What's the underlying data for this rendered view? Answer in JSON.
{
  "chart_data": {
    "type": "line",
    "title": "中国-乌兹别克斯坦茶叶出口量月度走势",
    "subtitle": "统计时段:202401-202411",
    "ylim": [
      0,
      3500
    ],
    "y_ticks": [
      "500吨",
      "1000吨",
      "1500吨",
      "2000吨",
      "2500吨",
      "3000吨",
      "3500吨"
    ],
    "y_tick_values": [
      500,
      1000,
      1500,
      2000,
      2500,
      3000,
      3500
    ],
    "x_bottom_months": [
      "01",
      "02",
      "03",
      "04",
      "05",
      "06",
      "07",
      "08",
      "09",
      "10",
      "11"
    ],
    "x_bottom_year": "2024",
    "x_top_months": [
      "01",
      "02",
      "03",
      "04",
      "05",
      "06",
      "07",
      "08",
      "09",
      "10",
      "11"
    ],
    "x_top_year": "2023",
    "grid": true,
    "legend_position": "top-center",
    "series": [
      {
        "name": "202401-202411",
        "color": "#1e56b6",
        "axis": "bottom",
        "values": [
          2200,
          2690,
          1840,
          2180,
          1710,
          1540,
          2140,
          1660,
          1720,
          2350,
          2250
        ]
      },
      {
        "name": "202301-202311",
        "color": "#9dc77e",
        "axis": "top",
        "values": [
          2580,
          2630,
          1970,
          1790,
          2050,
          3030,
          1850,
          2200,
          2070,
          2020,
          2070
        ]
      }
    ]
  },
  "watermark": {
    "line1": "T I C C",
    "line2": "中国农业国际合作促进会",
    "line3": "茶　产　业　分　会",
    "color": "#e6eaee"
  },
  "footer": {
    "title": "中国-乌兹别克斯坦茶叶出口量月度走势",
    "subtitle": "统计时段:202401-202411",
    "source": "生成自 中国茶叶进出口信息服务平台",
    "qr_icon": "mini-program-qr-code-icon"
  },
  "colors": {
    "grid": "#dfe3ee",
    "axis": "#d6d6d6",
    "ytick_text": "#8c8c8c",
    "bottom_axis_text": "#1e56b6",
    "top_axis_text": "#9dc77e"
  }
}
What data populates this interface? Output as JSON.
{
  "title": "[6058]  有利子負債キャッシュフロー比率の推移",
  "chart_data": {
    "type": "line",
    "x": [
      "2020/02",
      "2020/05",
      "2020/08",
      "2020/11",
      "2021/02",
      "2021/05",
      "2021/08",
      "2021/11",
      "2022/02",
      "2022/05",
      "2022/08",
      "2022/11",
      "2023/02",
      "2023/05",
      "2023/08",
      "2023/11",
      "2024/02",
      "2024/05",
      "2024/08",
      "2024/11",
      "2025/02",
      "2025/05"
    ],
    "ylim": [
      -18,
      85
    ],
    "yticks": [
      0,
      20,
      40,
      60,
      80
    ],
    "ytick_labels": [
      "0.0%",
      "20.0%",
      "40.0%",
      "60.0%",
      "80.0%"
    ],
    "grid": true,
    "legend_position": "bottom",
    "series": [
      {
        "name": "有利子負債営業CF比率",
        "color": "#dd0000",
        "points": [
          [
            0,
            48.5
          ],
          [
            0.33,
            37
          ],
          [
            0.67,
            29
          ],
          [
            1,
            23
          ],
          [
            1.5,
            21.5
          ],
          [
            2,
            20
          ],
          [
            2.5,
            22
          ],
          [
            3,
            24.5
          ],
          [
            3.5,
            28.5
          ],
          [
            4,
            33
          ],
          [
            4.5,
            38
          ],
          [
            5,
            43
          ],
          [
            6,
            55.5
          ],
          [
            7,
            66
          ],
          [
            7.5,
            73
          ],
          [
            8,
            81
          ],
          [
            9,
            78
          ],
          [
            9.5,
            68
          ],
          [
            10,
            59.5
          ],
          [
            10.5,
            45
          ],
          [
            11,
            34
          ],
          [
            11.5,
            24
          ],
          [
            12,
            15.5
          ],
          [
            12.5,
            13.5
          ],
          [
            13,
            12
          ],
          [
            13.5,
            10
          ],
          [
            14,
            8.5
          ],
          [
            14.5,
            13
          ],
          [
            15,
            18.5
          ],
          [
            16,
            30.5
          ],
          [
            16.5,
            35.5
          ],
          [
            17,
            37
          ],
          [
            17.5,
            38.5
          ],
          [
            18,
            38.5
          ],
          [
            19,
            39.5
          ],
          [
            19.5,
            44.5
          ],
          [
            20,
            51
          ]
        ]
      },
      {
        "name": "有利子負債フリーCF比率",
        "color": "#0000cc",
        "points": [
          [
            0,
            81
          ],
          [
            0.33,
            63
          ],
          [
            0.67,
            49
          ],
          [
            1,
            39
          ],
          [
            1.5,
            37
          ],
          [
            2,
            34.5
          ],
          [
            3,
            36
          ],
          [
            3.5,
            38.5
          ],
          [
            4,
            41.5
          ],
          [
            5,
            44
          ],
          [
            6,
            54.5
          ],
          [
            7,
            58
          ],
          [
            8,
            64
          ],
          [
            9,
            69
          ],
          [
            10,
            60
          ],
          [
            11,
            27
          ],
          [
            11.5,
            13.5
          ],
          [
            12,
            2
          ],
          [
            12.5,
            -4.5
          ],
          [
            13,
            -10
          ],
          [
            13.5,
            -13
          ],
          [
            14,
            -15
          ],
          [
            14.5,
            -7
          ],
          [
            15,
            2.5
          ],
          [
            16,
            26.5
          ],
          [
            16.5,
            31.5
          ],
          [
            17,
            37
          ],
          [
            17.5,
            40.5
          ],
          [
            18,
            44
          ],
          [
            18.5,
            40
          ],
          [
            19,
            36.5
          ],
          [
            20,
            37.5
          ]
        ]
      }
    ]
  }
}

→ **EXERCISE DETAILS**:
Repeat the listing exactly, from its first line to its last.

→ **WRITTEN RESPONSE**:
What's the underlying data for this rendered view? Answer in JSON.
{
  "chart_data": {
    "type": "line",
    "title": "中国-乌兹别克斯坦茶叶出口量月度走势",
    "subtitle": "统计时段:202401-202411",
    "ylim": [
      0,
      3500
    ],
    "y_ticks": [
      "500吨",
      "1000吨",
      "1500吨",
      "2000吨",
      "2500吨",
      "3000吨",
      "3500吨"
    ],
    "y_tick_values": [
      500,
      1000,
      1500,
      2000,
      2500,
      3000,
      3500
    ],
    "x_bottom_months": [
      "01",
      "02",
      "03",
      "04",
      "05",
      "06",
      "07",
      "08",
      "09",
      "10",
      "11"
    ],
    "x_bottom_year": "2024",
    "x_top_months": [
      "01",
      "02",
      "03",
      "04",
      "05",
      "06",
      "07",
      "08",
      "09",
      "10",
      "11"
    ],
    "x_top_year": "2023",
    "grid": true,
    "legend_position": "top-center",
    "series": [
      {
        "name": "202401-202411",
        "color": "#1e56b6",
        "axis": "bottom",
        "values": [
          2200,
          2690,
          1840,
          2180,
          1710,
          1540,
          2140,
          1660,
          1720,
          2350,
          2250
        ]
      },
      {
        "name": "202301-202311",
        "color": "#9dc77e",
        "axis": "top",
        "values": [
          2580,
          2630,
          1970,
          1790,
          2050,
          3030,
          1850,
          2200,
          2070,
          2020,
          2070
        ]
      }
    ]
  },
  "watermark": {
    "line1": "T I C C",
    "line2": "中国农业国际合作促进会",
    "line3": "茶　产　业　分　会",
    "color": "#e6eaee"
  },
  "footer": {
    "title": "中国-乌兹别克斯坦茶叶出口量月度走势",
    "subtitle": "统计时段:202401-202411",
    "source": "生成自 中国茶叶进出口信息服务平台",
    "qr_icon": "mini-program-qr-code-icon"
  },
  "colors": {
    "grid": "#dfe3ee",
    "axis": "#d6d6d6",
    "ytick_text": "#8c8c8c",
    "bottom_axis_text": "#1e56b6",
    "top_axis_text": "#9dc77e"
  }
}
What data populates this interface? Output as JSON.
{
  "title": "[6058]  有利子負債キャッシュフロー比率の推移",
  "chart_data": {
    "type": "line",
    "x": [
      "2020/02",
      "2020/05",
      "2020/08",
      "2020/11",
      "2021/02",
      "2021/05",
      "2021/08",
      "2021/11",
      "2022/02",
      "2022/05",
      "2022/08",
      "2022/11",
      "2023/02",
      "2023/05",
      "2023/08",
      "2023/11",
      "2024/02",
      "2024/05",
      "2024/08",
      "2024/11",
      "2025/02",
      "2025/05"
    ],
    "ylim": [
      -18,
      85
    ],
    "yticks": [
      0,
      20,
      40,
      60,
      80
    ],
    "ytick_labels": [
      "0.0%",
      "20.0%",
      "40.0%",
      "60.0%",
      "80.0%"
    ],
    "grid": true,
    "legend_position": "bottom",
    "series": [
      {
        "name": "有利子負債営業CF比率",
        "color": "#dd0000",
        "points": [
          [
            0,
            48.5
          ],
          [
            0.33,
            37
          ],
          [
            0.67,
            29
          ],
          [
            1,
            23
          ],
          [
            1.5,
            21.5
          ],
          [
            2,
            20
          ],
          [
            2.5,
            22
          ],
          [
            3,
            24.5
          ],
          [
            3.5,
            28.5
          ],
          [
            4,
            33
          ],
          [
            4.5,
            38
          ],
          [
            5,
            43
          ],
          [
            6,
            55.5
          ],
          [
            7,
            66
          ],
          [
            7.5,
            73
          ],
          [
            8,
            81
          ],
          [
            9,
            78
          ],
          [
            9.5,
            68
          ],
          [
            10,
            59.5
          ],
          [
            10.5,
            45
          ],
          [
            11,
            34
          ],
          [
            11.5,
            24
          ],
          [
            12,
            15.5
          ],
          [
            12.5,
            13.5
          ],
          [
            13,
            12
          ],
          [
            13.5,
            10
          ],
          [
            14,
            8.5
          ],
          [
            14.5,
            13
          ],
          [
            15,
            18.5
          ],
          [
            16,
            30.5
          ],
          [
            16.5,
            35.5
          ],
          [
            17,
            37
          ],
          [
            17.5,
            38.5
          ],
          [
            18,
            38.5
          ],
          [
            19,
            39.5
          ],
          [
            19.5,
            44.5
          ],
          [
            20,
            51
          ]
        ]
      },
      {
        "name": "有利子負債フリーCF比率",
        "color": "#0000cc",
        "points": [
          [
            0,
            81
          ],
          [
            0.33,
            63
          ],
          [
            0.67,
            49
          ],
          [
            1,
            39
          ],
          [
            1.5,
            37
          ],
          [
            2,
            34.5
          ],
          [
            3,
            36
          ],
          [
            3.5,
            38.5
          ],
          [
            4,
            41.5
          ],
          [
            5,
            44
          ],
          [
            6,
            54.5
          ],
          [
            7,
            58
          ],
          [
            8,
            64
          ],
          [
            9,
            69
          ],
          [
            10,
            60
          ],
          [
            11,
            27
          ],
          [
            11.5,
            13.5
          ],
          [
            12,
            2
          ],
          [
            12.5,
            -4.5
          ],
          [
            13,
            -10
          ],
          [
            13.5,
            -13
          ],
          [
            14,
            -15
          ],
          [
            14.5,
            -7
          ],
          [
            15,
            2.5
          ],
          [
            16,
            26.5
          ],
          [
            16.5,
            31.5
          ],
          [
            17,
            37
          ],
          [
            17.5,
            40.5
          ],
          [
            18,
            44
          ],
          [
            18.5,
            40
          ],
          [
            19,
            36.5
          ],
          [
            20,
            37.5
          ]
        ]
      }
    ]
  }
}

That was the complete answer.